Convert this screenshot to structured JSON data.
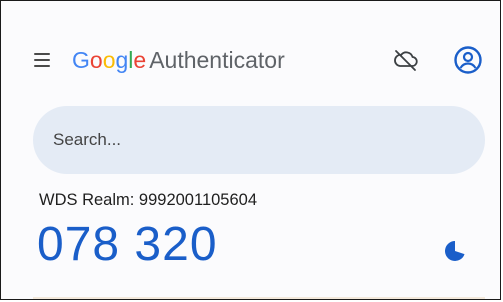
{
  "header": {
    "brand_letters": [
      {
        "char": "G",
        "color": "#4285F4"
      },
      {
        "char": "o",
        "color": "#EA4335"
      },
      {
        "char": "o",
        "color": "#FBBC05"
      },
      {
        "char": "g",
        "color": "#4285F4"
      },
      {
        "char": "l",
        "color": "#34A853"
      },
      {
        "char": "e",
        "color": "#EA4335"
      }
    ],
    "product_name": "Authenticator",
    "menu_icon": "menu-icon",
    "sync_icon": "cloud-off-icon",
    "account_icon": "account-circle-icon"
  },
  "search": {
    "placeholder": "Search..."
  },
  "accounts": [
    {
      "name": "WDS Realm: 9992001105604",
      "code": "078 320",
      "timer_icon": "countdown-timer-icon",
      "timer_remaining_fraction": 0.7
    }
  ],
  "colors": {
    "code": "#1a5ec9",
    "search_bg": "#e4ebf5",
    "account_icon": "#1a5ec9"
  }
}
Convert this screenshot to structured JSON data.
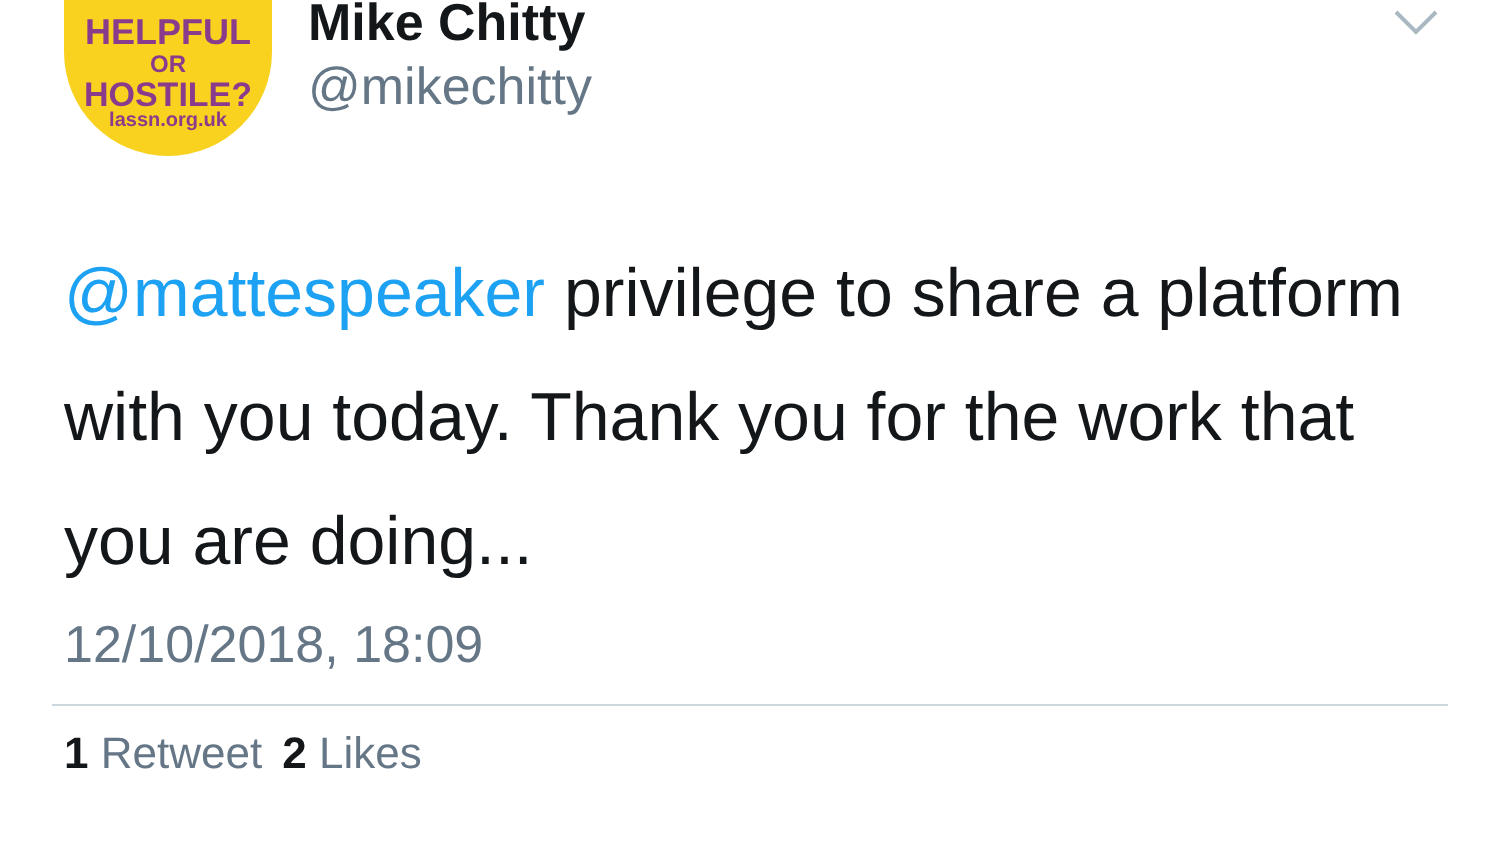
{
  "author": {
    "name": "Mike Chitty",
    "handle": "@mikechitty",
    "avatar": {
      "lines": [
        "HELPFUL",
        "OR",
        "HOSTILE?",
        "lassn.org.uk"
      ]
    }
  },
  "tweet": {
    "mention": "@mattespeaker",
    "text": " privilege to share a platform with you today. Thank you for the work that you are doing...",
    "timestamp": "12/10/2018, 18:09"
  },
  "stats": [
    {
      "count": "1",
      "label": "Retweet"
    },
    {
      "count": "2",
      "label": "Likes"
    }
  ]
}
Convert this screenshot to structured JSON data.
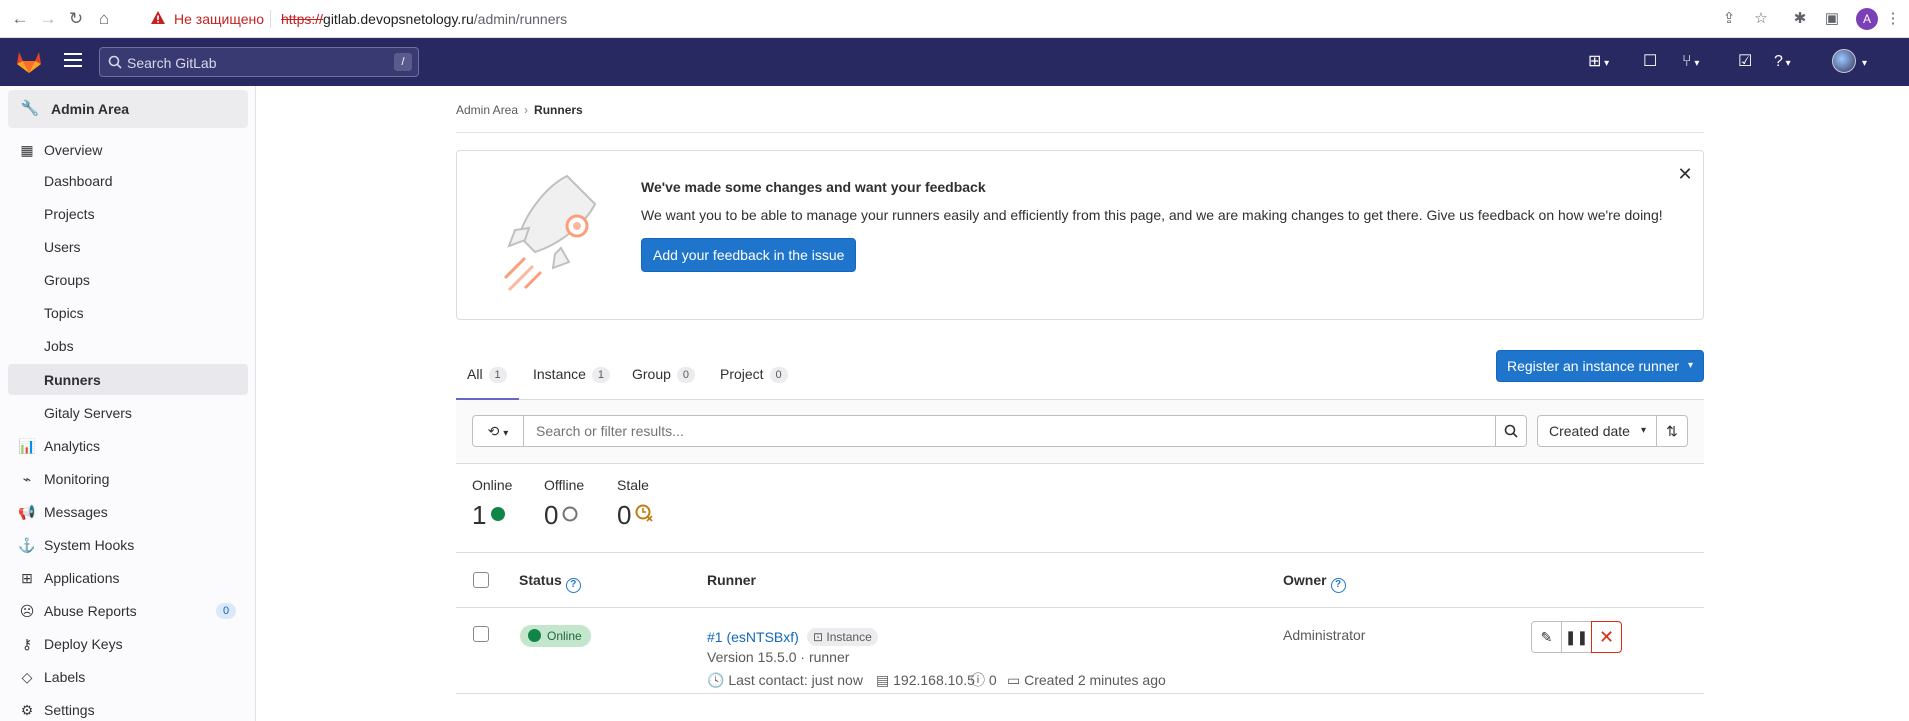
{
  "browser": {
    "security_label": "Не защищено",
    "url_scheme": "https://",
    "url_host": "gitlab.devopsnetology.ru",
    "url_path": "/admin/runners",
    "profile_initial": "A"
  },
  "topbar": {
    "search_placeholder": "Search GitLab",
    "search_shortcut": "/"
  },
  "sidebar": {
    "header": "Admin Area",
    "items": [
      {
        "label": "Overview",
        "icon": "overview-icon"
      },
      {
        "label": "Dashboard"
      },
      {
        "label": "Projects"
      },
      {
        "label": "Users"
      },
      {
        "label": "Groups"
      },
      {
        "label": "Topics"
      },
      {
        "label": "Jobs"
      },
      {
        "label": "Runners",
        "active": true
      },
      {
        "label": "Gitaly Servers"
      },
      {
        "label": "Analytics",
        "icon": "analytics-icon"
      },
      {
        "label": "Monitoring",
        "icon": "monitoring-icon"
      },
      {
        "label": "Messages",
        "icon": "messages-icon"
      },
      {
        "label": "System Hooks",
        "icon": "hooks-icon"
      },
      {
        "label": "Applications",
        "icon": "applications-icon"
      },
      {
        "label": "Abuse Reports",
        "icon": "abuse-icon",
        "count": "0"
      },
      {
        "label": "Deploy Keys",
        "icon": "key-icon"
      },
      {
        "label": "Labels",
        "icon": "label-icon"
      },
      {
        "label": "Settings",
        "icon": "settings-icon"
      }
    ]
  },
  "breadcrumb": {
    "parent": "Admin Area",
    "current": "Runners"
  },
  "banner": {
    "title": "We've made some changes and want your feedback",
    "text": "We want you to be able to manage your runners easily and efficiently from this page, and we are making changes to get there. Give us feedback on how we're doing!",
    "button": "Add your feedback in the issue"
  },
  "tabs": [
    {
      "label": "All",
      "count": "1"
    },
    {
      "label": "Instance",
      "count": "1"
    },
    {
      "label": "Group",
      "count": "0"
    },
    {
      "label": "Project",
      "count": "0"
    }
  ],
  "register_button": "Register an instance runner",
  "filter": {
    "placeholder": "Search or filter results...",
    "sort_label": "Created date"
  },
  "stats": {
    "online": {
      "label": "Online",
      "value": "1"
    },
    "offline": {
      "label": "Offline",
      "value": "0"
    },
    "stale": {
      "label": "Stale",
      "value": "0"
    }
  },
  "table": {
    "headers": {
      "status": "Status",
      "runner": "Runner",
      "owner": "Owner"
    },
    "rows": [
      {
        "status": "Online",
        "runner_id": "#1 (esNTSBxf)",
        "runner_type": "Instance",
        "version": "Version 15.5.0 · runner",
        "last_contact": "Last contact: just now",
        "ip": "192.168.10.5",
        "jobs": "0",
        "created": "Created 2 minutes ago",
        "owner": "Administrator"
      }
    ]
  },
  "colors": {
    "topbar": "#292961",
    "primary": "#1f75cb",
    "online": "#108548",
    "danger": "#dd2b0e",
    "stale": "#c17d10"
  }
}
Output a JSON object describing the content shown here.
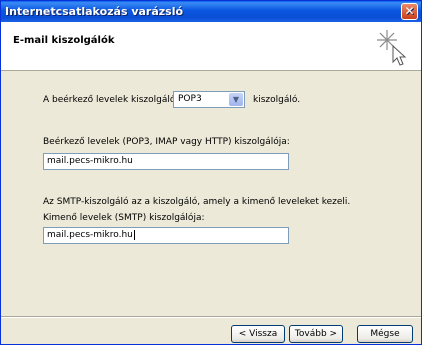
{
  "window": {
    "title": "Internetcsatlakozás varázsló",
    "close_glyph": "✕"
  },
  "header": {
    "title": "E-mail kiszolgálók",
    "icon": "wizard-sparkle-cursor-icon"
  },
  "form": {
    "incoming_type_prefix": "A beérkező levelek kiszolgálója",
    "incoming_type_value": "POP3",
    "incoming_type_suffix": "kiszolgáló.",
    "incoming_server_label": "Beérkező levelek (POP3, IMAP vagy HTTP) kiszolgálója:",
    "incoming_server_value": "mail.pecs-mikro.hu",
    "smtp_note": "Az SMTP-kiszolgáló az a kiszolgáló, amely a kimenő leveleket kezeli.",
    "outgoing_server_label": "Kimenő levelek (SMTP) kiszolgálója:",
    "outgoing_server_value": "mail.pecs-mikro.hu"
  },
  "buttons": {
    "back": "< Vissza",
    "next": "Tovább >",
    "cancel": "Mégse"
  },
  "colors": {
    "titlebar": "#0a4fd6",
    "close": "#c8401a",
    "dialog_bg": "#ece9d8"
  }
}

§

» **To be done**: Write out every line of the preceding listing that contains "pecs".

» **Output for this exercise**:
    "incoming_server_value": "mail.pecs-mikro.hu",
    "outgoing_server_value": "mail.pecs-mikro.hu"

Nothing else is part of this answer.